» **Set problem**
Reproduce the following material exactly, including every line.

» **Dataset entries**
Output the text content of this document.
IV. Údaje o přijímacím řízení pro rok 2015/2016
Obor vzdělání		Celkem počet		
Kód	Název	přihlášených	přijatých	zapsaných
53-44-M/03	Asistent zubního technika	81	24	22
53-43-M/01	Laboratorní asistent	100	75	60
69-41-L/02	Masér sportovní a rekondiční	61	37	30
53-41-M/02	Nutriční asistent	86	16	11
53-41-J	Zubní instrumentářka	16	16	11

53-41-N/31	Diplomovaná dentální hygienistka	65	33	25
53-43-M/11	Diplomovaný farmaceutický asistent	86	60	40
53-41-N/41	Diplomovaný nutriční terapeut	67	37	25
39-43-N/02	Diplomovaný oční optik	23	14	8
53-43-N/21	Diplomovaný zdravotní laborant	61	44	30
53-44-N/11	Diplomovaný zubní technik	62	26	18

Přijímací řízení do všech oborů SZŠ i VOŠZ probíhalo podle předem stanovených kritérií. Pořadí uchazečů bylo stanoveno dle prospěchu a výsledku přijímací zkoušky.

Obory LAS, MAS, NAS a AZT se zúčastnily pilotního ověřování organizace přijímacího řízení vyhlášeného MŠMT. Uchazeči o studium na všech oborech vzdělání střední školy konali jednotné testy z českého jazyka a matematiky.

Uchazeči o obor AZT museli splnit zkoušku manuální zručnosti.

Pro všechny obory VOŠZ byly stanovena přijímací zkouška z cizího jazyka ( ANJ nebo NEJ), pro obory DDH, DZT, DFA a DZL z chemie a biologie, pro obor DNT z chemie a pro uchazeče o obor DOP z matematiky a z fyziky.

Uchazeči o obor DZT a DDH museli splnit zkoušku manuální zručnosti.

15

» **Output below**
Output the text content of this document.
IV. Údaje o přijímacím řízení pro rok 2015/2016
Obor vzdělání		Celkem počet		
Kód	Název	přihlášených	přijatých	zapsaných
53-44-M/03	Asistent zubního technika	81	24	22
53-43-M/01	Laboratorní asistent	100	75	60
69-41-L/02	Masér sportovní a rekondiční	61	37	30
53-41-M/02	Nutriční asistent	86	16	11
53-41-J	Zubní instrumentářka	16	16	11

53-41-N/31	Diplomovaná dentální hygienistka	65	33	25
53-43-M/11	Diplomovaný farmaceutický asistent	86	60	40
53-41-N/41	Diplomovaný nutriční terapeut	67	37	25
39-43-N/02	Diplomovaný oční optik	23	14	8
53-43-N/21	Diplomovaný zdravotní laborant	61	44	30
53-44-N/11	Diplomovaný zubní technik	62	26	18

Přijímací řízení do všech oborů SZŠ i VOŠZ probíhalo podle předem stanovených kritérií. Pořadí uchazečů bylo stanoveno dle prospěchu a výsledku přijímací zkoušky.

Obory LAS, MAS, NAS a AZT se zúčastnily pilotního ověřování organizace přijímacího řízení vyhlášeného MŠMT. Uchazeči o studium na všech oborech vzdělání střední školy konali jednotné testy z českého jazyka a matematiky.

Uchazeči o obor AZT museli splnit zkoušku manuální zručnosti.

Pro všechny obory VOŠZ byly stanovena přijímací zkouška z cizího jazyka ( ANJ nebo NEJ), pro obory DDH, DZT, DFA a DZL z chemie a biologie, pro obor DNT z chemie a pro uchazeče o obor DOP z matematiky a z fyziky.

Uchazeči o obor DZT a DDH museli splnit zkoušku manuální zručnosti.

15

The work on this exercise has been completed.